What to work on =
Go through the lines below. Copy those with "Donald".

Input =
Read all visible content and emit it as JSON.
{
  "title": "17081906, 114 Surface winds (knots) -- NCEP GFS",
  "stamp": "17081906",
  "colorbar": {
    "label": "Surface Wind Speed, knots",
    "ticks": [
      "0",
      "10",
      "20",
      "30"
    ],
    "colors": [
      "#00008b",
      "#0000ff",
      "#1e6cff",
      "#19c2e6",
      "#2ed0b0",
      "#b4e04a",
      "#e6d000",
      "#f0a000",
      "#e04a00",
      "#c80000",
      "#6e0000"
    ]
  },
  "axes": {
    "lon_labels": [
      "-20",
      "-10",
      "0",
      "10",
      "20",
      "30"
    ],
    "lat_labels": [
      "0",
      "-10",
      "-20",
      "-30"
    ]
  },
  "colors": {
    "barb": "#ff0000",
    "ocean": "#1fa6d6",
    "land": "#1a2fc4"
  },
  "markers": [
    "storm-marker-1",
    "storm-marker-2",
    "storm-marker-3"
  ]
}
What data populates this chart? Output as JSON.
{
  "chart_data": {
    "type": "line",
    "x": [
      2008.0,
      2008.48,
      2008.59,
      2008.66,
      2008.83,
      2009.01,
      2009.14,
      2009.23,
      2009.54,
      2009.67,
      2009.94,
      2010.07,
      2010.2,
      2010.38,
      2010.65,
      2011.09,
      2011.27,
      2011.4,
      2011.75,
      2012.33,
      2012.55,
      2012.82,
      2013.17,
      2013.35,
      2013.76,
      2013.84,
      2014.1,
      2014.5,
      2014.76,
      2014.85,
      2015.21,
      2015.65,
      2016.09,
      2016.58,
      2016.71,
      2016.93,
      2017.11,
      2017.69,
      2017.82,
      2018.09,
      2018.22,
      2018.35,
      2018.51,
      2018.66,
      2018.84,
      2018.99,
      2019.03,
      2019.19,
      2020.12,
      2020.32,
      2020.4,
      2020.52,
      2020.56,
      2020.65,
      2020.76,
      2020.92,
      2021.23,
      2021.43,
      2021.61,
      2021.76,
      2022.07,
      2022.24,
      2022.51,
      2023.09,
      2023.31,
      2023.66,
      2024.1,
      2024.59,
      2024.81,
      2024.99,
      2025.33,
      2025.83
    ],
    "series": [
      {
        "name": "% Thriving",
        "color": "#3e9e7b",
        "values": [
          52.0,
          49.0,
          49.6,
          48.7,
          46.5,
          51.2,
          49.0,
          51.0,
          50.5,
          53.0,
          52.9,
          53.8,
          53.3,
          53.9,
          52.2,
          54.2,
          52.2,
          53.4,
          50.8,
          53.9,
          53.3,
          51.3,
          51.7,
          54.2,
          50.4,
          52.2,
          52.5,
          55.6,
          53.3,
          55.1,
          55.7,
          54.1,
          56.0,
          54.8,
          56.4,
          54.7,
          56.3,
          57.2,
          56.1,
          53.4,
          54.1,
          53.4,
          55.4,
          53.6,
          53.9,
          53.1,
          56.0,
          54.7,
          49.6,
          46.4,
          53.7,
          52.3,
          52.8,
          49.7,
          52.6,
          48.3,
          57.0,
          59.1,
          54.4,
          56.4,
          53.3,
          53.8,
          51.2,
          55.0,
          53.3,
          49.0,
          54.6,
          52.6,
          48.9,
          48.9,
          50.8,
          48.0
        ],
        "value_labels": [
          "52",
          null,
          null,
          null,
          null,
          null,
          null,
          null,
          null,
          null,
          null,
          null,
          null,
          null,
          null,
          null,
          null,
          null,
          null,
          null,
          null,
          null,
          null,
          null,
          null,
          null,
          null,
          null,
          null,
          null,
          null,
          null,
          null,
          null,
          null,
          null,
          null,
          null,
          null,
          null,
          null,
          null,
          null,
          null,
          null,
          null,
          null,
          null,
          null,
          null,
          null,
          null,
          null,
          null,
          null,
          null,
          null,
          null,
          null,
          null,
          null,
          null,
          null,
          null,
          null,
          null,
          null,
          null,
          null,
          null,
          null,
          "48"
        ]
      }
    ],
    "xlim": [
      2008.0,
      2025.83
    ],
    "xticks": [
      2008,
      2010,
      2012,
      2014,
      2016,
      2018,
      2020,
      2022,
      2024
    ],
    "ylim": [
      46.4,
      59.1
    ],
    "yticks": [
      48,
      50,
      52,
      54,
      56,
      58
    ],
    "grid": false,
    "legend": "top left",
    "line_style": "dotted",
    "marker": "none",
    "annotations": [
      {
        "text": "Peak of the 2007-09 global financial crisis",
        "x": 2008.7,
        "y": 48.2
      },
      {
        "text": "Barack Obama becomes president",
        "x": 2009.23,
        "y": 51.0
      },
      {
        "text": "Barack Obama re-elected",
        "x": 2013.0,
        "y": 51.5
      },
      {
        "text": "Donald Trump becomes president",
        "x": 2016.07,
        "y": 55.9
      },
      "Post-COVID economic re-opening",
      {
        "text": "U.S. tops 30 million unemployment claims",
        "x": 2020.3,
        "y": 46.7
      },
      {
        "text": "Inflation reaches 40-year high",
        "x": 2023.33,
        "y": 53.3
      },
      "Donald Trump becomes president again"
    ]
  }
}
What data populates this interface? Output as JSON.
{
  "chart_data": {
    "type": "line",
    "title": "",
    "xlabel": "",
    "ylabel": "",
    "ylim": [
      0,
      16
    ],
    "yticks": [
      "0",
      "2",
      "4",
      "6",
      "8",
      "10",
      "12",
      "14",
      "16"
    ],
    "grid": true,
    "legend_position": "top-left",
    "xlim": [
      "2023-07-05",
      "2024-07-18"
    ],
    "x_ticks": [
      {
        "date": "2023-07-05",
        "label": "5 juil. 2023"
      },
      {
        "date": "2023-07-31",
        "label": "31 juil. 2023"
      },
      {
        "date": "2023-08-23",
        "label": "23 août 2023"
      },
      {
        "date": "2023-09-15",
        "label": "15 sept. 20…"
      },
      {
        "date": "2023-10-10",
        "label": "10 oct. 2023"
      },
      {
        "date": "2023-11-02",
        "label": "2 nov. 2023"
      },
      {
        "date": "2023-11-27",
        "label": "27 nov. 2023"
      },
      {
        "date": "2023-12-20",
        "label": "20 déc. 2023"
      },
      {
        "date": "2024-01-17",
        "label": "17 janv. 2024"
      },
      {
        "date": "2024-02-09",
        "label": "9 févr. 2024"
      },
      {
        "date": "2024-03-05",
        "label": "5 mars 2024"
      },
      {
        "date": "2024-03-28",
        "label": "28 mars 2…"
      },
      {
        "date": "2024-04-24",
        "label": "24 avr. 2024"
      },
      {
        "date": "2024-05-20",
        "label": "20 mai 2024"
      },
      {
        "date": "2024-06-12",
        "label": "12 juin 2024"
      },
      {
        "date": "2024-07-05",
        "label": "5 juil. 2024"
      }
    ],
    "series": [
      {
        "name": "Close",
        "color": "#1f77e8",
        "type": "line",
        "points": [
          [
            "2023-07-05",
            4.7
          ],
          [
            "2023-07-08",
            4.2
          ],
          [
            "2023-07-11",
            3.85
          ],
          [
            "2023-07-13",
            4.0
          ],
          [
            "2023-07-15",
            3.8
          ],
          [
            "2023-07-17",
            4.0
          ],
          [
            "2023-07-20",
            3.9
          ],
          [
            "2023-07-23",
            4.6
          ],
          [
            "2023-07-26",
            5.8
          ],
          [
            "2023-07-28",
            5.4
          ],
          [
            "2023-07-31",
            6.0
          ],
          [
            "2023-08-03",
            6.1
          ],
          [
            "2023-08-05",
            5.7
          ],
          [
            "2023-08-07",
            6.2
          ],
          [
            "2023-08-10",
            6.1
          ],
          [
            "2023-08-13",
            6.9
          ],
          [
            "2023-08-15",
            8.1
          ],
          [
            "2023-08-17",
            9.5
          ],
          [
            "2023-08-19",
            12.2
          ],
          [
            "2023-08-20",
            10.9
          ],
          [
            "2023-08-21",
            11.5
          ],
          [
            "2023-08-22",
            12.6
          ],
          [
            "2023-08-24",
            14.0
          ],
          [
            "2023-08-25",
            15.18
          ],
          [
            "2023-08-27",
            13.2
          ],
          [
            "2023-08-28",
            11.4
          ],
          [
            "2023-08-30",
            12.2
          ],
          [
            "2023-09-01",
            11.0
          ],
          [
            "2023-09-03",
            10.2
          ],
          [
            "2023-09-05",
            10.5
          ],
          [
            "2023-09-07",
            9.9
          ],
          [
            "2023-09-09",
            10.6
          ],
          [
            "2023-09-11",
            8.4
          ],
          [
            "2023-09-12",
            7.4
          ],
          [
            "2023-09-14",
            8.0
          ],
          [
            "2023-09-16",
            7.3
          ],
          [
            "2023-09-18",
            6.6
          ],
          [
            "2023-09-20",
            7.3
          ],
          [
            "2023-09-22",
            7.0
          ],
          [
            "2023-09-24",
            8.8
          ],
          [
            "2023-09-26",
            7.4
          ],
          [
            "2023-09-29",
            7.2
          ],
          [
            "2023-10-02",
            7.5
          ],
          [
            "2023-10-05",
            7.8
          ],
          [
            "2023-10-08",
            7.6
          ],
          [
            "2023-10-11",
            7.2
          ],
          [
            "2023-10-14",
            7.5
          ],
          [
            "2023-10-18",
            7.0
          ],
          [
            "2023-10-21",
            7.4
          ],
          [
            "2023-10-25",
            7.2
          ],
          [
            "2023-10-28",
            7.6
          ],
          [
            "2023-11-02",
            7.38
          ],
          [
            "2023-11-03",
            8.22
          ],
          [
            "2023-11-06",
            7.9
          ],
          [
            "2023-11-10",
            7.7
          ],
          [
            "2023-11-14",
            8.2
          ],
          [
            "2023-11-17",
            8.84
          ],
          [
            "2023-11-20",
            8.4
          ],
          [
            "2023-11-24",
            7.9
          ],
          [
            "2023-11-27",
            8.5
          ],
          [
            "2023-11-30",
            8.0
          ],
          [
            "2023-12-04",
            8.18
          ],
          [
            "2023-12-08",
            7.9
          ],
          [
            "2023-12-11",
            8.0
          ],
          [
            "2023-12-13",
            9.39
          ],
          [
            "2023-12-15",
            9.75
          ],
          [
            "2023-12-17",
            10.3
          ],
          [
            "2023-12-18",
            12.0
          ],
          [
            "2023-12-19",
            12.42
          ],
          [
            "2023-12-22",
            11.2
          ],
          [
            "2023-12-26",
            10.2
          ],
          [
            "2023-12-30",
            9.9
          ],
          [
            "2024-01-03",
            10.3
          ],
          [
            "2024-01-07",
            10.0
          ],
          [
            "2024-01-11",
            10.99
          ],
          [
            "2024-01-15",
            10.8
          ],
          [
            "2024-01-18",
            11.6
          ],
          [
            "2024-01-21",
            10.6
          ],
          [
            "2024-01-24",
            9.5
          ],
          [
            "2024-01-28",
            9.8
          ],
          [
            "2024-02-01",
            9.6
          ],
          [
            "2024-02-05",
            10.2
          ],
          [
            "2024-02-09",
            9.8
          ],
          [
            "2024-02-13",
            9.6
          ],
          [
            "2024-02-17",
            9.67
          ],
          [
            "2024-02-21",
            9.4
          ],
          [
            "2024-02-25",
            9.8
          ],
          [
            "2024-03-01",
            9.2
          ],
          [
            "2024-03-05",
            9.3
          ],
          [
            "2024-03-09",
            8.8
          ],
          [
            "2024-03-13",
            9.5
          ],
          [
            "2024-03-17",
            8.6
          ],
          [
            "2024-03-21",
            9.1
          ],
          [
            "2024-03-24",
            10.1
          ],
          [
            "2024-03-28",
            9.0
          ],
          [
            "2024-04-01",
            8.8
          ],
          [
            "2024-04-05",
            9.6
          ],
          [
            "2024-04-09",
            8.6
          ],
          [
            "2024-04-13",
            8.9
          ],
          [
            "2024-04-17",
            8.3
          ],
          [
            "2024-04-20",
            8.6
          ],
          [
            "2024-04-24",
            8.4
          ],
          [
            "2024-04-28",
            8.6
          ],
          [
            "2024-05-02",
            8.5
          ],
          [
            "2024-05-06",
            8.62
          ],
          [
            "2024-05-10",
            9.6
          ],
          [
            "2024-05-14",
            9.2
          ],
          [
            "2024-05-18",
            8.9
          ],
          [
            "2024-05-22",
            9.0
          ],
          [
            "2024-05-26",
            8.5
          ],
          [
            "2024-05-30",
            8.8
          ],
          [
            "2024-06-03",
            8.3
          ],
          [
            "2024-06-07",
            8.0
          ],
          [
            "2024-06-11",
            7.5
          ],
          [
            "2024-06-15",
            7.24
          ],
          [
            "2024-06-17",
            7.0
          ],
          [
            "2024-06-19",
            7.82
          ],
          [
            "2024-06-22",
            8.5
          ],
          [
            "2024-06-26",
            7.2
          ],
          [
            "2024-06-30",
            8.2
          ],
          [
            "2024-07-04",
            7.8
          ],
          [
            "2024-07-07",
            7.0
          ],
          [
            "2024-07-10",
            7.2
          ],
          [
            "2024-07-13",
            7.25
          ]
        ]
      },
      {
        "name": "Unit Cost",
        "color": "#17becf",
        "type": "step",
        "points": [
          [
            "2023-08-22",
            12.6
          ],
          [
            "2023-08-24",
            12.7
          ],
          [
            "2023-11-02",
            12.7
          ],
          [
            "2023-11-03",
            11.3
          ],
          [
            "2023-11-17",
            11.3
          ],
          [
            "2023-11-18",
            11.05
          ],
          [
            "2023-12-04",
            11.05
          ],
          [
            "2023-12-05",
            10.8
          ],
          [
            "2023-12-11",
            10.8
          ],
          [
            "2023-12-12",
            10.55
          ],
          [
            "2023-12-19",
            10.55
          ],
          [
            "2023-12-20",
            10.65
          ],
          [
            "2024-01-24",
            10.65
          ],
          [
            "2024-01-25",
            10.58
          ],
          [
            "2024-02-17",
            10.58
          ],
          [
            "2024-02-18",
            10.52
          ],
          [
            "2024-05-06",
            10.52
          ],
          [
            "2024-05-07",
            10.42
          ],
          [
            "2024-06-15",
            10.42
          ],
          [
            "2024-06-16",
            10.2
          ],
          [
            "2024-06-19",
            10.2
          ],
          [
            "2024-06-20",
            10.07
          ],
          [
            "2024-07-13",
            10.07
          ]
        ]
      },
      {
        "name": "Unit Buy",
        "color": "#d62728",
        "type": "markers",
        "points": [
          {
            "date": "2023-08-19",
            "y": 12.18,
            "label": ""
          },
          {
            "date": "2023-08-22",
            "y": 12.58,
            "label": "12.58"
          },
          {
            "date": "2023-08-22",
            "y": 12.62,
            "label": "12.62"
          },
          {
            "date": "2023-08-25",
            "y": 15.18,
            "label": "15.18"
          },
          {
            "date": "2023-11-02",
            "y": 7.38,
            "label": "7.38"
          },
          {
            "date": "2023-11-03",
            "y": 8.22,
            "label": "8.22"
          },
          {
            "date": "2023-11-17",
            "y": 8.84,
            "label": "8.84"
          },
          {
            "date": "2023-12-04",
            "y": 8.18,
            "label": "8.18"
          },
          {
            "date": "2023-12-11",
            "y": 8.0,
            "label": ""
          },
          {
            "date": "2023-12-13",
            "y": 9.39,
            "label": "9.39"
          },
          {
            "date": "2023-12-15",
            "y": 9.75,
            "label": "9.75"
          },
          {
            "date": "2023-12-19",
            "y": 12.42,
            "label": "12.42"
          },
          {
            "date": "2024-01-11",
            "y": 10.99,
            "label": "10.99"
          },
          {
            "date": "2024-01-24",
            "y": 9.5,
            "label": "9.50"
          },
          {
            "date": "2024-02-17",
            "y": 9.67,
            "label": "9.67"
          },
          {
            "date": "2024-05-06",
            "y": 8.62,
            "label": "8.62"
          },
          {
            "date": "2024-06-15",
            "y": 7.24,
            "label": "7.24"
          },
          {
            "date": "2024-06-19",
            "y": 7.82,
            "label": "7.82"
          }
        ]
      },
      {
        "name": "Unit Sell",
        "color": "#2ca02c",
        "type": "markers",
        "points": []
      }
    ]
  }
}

Output of the task =
        "text": "Donald Trump becomes president",
      "Donald Trump becomes president again"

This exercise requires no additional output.